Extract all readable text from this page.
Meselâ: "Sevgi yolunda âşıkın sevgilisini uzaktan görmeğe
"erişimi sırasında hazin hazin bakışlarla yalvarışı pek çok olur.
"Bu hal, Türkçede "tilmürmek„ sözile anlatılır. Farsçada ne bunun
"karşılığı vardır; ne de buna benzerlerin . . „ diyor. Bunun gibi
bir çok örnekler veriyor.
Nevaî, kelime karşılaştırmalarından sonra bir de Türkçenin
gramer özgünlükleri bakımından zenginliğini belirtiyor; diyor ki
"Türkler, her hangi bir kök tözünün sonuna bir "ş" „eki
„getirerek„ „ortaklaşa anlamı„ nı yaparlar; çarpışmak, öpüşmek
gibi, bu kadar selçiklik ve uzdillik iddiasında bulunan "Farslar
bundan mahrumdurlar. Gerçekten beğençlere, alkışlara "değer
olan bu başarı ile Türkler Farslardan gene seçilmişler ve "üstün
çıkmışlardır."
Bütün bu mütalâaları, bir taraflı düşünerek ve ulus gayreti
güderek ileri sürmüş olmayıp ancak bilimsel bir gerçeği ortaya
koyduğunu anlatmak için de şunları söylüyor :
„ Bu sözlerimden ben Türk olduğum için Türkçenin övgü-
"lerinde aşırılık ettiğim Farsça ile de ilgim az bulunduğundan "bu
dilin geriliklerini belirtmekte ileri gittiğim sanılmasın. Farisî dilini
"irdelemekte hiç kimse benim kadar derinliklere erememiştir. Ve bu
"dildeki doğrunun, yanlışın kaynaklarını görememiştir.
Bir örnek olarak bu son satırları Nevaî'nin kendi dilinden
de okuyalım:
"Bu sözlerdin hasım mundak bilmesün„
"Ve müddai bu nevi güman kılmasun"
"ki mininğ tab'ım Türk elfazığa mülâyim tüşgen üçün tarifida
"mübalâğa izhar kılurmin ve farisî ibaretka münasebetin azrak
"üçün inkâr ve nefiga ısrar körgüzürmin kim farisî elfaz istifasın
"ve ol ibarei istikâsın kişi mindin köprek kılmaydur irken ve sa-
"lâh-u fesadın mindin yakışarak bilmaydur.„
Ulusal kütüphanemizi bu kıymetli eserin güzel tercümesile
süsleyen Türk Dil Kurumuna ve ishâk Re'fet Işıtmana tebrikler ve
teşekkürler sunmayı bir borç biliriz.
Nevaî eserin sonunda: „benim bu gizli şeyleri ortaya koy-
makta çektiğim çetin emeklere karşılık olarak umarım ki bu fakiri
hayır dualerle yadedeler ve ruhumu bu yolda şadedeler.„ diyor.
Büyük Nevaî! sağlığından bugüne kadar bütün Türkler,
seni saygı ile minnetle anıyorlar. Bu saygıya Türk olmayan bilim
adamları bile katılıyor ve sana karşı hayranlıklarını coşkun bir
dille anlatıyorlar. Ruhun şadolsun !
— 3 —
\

● THE PROBLEM:
Only lines holding the word "ileri" belong in the answer; copy all of them from the records.

● THE ANSWER:
güderek ileri sürmüş olmayıp ancak bilimsel bir gerçeği ortaya
dilin geriliklerini belirtmekte ileri gittiğim sanılmasın. Farisî dilini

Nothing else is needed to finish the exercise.